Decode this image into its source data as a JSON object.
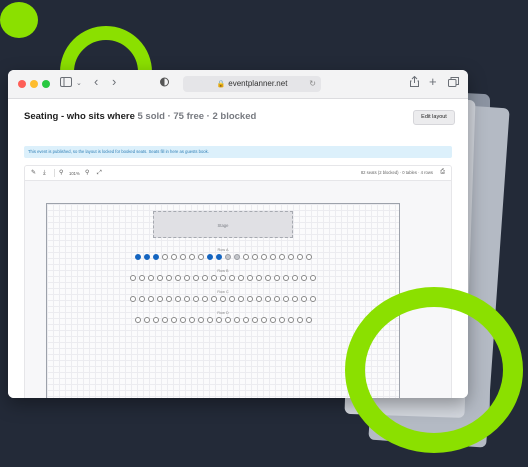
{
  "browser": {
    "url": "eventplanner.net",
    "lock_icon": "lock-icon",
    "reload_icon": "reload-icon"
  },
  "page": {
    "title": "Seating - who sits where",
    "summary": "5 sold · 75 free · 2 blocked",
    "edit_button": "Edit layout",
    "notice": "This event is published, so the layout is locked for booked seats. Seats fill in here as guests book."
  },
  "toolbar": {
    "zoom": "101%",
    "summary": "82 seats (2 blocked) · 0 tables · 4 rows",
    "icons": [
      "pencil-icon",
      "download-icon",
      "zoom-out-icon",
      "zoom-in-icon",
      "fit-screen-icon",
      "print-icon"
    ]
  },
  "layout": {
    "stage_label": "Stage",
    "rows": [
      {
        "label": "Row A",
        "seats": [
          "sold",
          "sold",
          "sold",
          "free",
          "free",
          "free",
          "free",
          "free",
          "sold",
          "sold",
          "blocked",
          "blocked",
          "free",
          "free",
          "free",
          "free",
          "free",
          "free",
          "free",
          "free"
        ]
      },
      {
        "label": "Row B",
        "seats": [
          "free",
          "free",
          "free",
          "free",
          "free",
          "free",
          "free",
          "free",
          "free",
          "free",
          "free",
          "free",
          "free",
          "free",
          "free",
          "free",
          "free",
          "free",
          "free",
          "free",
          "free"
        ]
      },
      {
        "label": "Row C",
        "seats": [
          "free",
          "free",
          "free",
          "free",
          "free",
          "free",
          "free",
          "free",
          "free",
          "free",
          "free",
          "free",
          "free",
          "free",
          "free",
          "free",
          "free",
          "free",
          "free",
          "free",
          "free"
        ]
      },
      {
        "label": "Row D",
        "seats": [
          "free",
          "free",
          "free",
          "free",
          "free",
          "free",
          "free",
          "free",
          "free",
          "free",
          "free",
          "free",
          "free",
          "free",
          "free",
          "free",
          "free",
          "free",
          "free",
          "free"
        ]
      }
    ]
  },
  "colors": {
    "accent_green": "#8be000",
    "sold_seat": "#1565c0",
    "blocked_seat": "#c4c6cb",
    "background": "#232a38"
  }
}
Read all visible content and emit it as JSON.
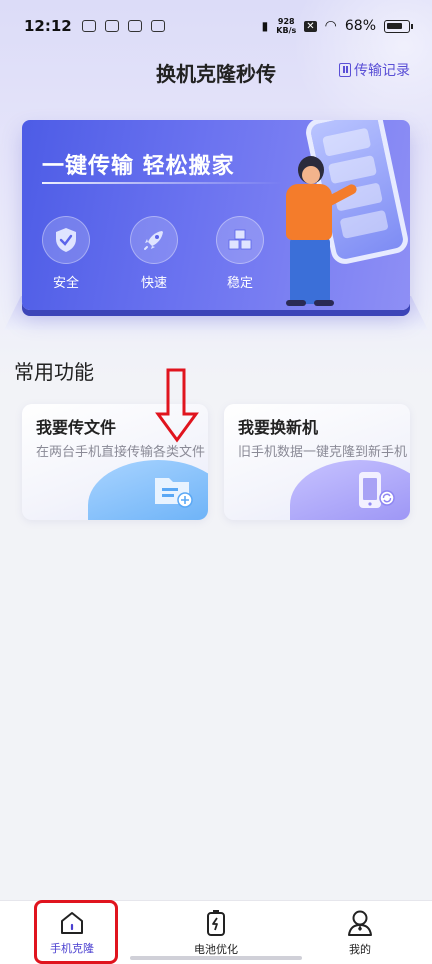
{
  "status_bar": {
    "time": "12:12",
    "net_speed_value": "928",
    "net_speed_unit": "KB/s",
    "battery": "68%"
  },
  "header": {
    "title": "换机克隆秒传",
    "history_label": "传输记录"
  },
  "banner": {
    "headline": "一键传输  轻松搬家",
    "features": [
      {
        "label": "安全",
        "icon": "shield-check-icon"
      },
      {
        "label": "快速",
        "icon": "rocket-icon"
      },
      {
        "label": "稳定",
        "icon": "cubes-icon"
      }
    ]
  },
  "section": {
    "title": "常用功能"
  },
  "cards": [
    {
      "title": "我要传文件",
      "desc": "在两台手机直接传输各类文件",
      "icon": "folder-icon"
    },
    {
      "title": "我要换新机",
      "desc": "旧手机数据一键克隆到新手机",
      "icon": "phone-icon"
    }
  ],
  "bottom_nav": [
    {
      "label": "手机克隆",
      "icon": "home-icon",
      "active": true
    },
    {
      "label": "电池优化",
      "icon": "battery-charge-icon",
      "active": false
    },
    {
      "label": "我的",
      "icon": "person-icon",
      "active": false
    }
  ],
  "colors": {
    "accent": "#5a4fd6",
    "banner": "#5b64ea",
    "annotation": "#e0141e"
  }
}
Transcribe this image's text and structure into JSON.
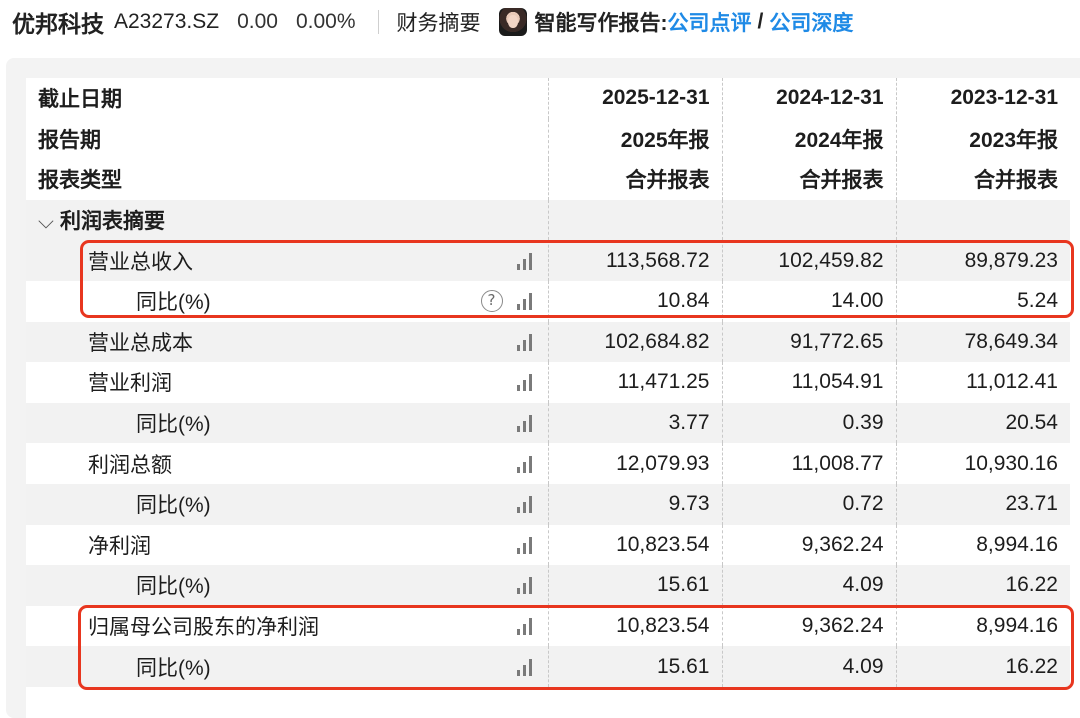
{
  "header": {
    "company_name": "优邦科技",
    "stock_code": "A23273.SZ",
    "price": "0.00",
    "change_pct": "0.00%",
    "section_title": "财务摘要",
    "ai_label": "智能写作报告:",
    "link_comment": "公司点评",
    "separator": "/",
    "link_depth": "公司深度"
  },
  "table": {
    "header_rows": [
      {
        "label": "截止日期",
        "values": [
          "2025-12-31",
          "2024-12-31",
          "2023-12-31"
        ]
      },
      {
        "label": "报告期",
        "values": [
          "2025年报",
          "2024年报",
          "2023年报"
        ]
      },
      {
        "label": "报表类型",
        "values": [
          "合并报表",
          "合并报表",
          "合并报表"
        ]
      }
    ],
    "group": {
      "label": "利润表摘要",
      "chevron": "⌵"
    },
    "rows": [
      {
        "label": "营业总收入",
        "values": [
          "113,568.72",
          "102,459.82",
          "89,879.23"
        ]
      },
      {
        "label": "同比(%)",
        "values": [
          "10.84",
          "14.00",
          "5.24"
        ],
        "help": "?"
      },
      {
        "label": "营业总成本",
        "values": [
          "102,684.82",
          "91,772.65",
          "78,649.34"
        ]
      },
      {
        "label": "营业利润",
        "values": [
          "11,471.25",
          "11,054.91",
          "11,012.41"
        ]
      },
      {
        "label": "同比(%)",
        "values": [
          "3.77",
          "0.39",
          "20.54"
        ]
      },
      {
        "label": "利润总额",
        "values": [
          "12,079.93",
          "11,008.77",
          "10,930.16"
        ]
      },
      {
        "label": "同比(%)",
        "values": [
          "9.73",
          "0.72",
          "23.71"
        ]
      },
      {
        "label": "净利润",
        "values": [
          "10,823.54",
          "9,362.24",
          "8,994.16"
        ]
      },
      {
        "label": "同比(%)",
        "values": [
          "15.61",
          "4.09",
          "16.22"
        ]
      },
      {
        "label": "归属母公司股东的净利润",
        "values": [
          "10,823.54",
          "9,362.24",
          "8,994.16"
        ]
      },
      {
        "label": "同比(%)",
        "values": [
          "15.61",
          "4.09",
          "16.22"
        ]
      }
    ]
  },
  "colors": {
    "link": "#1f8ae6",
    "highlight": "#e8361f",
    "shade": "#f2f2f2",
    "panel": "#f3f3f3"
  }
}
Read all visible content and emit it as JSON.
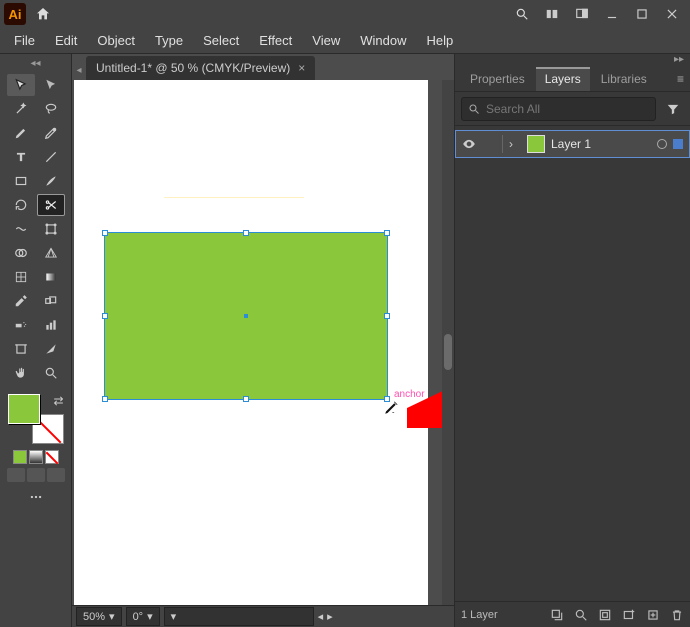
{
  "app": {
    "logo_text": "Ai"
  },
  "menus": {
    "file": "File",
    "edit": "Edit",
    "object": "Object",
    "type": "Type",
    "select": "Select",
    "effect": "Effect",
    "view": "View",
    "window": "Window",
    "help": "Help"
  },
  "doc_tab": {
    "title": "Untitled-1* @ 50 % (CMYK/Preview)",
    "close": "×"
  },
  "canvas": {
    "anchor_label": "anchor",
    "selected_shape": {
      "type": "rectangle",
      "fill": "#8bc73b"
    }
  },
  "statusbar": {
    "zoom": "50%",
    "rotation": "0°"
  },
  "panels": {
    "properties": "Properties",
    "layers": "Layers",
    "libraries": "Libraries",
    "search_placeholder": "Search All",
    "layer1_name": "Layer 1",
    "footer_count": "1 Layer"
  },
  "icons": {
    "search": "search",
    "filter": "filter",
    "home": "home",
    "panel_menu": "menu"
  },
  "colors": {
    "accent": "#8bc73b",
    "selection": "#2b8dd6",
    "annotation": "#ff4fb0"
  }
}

□ □ □ □ □ □ □

What you should do » Go through the data above and transcribe it in full, omitting any image.

Task output »
Decode this image into its source data as a JSON object.
{
  "browser": {
    "url": "eventplanner.net",
    "lock_icon": "lock-icon",
    "reload_icon": "reload-icon"
  },
  "page": {
    "title": "Seating - who sits where",
    "summary": "5 sold · 75 free · 2 blocked",
    "edit_button": "Edit layout",
    "notice": "This event is published, so the layout is locked for booked seats. Seats fill in here as guests book."
  },
  "toolbar": {
    "zoom": "101%",
    "summary": "82 seats (2 blocked) · 0 tables · 4 rows",
    "icons": [
      "pencil-icon",
      "download-icon",
      "zoom-out-icon",
      "zoom-in-icon",
      "fit-screen-icon",
      "print-icon"
    ]
  },
  "layout": {
    "stage_label": "Stage",
    "rows": [
      {
        "label": "Row A",
        "seats": [
          "sold",
          "sold",
          "sold",
          "free",
          "free",
          "free",
          "free",
          "free",
          "sold",
          "sold",
          "blocked",
          "blocked",
          "free",
          "free",
          "free",
          "free",
          "free",
          "free",
          "free",
          "free"
        ]
      },
      {
        "label": "Row B",
        "seats": [
          "free",
          "free",
          "free",
          "free",
          "free",
          "free",
          "free",
          "free",
          "free",
          "free",
          "free",
          "free",
          "free",
          "free",
          "free",
          "free",
          "free",
          "free",
          "free",
          "free",
          "free"
        ]
      },
      {
        "label": "Row C",
        "seats": [
          "free",
          "free",
          "free",
          "free",
          "free",
          "free",
          "free",
          "free",
          "free",
          "free",
          "free",
          "free",
          "free",
          "free",
          "free",
          "free",
          "free",
          "free",
          "free",
          "free",
          "free"
        ]
      },
      {
        "label": "Row D",
        "seats": [
          "free",
          "free",
          "free",
          "free",
          "free",
          "free",
          "free",
          "free",
          "free",
          "free",
          "free",
          "free",
          "free",
          "free",
          "free",
          "free",
          "free",
          "free",
          "free",
          "free"
        ]
      }
    ]
  },
  "colors": {
    "accent_green": "#8be000",
    "sold_seat": "#1565c0",
    "blocked_seat": "#c4c6cb",
    "background": "#232a38"
  }
}
Read all visible content and emit it as JSON.
{
  "status_bar": {
    "time": "12:12",
    "net_speed_value": "928",
    "net_speed_unit": "KB/s",
    "battery": "68%"
  },
  "header": {
    "title": "换机克隆秒传",
    "history_label": "传输记录"
  },
  "banner": {
    "headline": "一键传输  轻松搬家",
    "features": [
      {
        "label": "安全",
        "icon": "shield-check-icon"
      },
      {
        "label": "快速",
        "icon": "rocket-icon"
      },
      {
        "label": "稳定",
        "icon": "cubes-icon"
      }
    ]
  },
  "section": {
    "title": "常用功能"
  },
  "cards": [
    {
      "title": "我要传文件",
      "desc": "在两台手机直接传输各类文件",
      "icon": "folder-icon"
    },
    {
      "title": "我要换新机",
      "desc": "旧手机数据一键克隆到新手机",
      "icon": "phone-icon"
    }
  ],
  "bottom_nav": [
    {
      "label": "手机克隆",
      "icon": "home-icon",
      "active": true
    },
    {
      "label": "电池优化",
      "icon": "battery-charge-icon",
      "active": false
    },
    {
      "label": "我的",
      "icon": "person-icon",
      "active": false
    }
  ],
  "colors": {
    "accent": "#5a4fd6",
    "banner": "#5b64ea",
    "annotation": "#e0141e"
  }
}
Transcribe this image's text and structure into JSON.
{
  "header": {
    "company_name": "优邦科技",
    "stock_code": "A23273.SZ",
    "price": "0.00",
    "change_pct": "0.00%",
    "section_title": "财务摘要",
    "ai_label": "智能写作报告:",
    "link_comment": "公司点评",
    "separator": "/",
    "link_depth": "公司深度"
  },
  "table": {
    "header_rows": [
      {
        "label": "截止日期",
        "values": [
          "2025-12-31",
          "2024-12-31",
          "2023-12-31"
        ]
      },
      {
        "label": "报告期",
        "values": [
          "2025年报",
          "2024年报",
          "2023年报"
        ]
      },
      {
        "label": "报表类型",
        "values": [
          "合并报表",
          "合并报表",
          "合并报表"
        ]
      }
    ],
    "group": {
      "label": "利润表摘要",
      "chevron": "⌵"
    },
    "rows": [
      {
        "label": "营业总收入",
        "values": [
          "113,568.72",
          "102,459.82",
          "89,879.23"
        ]
      },
      {
        "label": "同比(%)",
        "values": [
          "10.84",
          "14.00",
          "5.24"
        ],
        "help": "?"
      },
      {
        "label": "营业总成本",
        "values": [
          "102,684.82",
          "91,772.65",
          "78,649.34"
        ]
      },
      {
        "label": "营业利润",
        "values": [
          "11,471.25",
          "11,054.91",
          "11,012.41"
        ]
      },
      {
        "label": "同比(%)",
        "values": [
          "3.77",
          "0.39",
          "20.54"
        ]
      },
      {
        "label": "利润总额",
        "values": [
          "12,079.93",
          "11,008.77",
          "10,930.16"
        ]
      },
      {
        "label": "同比(%)",
        "values": [
          "9.73",
          "0.72",
          "23.71"
        ]
      },
      {
        "label": "净利润",
        "values": [
          "10,823.54",
          "9,362.24",
          "8,994.16"
        ]
      },
      {
        "label": "同比(%)",
        "values": [
          "15.61",
          "4.09",
          "16.22"
        ]
      },
      {
        "label": "归属母公司股东的净利润",
        "values": [
          "10,823.54",
          "9,362.24",
          "8,994.16"
        ]
      },
      {
        "label": "同比(%)",
        "values": [
          "15.61",
          "4.09",
          "16.22"
        ]
      }
    ]
  },
  "colors": {
    "link": "#1f8ae6",
    "highlight": "#e8361f",
    "shade": "#f2f2f2",
    "panel": "#f3f3f3"
  }
}
Read all visible content and emit it as JSON.
{
  "app": {
    "logo_text": "Ai"
  },
  "menus": {
    "file": "File",
    "edit": "Edit",
    "object": "Object",
    "type": "Type",
    "select": "Select",
    "effect": "Effect",
    "view": "View",
    "window": "Window",
    "help": "Help"
  },
  "doc_tab": {
    "title": "Untitled-1* @ 50 % (CMYK/Preview)",
    "close": "×"
  },
  "canvas": {
    "anchor_label": "anchor",
    "selected_shape": {
      "type": "rectangle",
      "fill": "#8bc73b"
    }
  },
  "statusbar": {
    "zoom": "50%",
    "rotation": "0°"
  },
  "panels": {
    "properties": "Properties",
    "layers": "Layers",
    "libraries": "Libraries",
    "search_placeholder": "Search All",
    "layer1_name": "Layer 1",
    "footer_count": "1 Layer"
  },
  "icons": {
    "search": "search",
    "filter": "filter",
    "home": "home",
    "panel_menu": "menu"
  },
  "colors": {
    "accent": "#8bc73b",
    "selection": "#2b8dd6",
    "annotation": "#ff4fb0"
  }
}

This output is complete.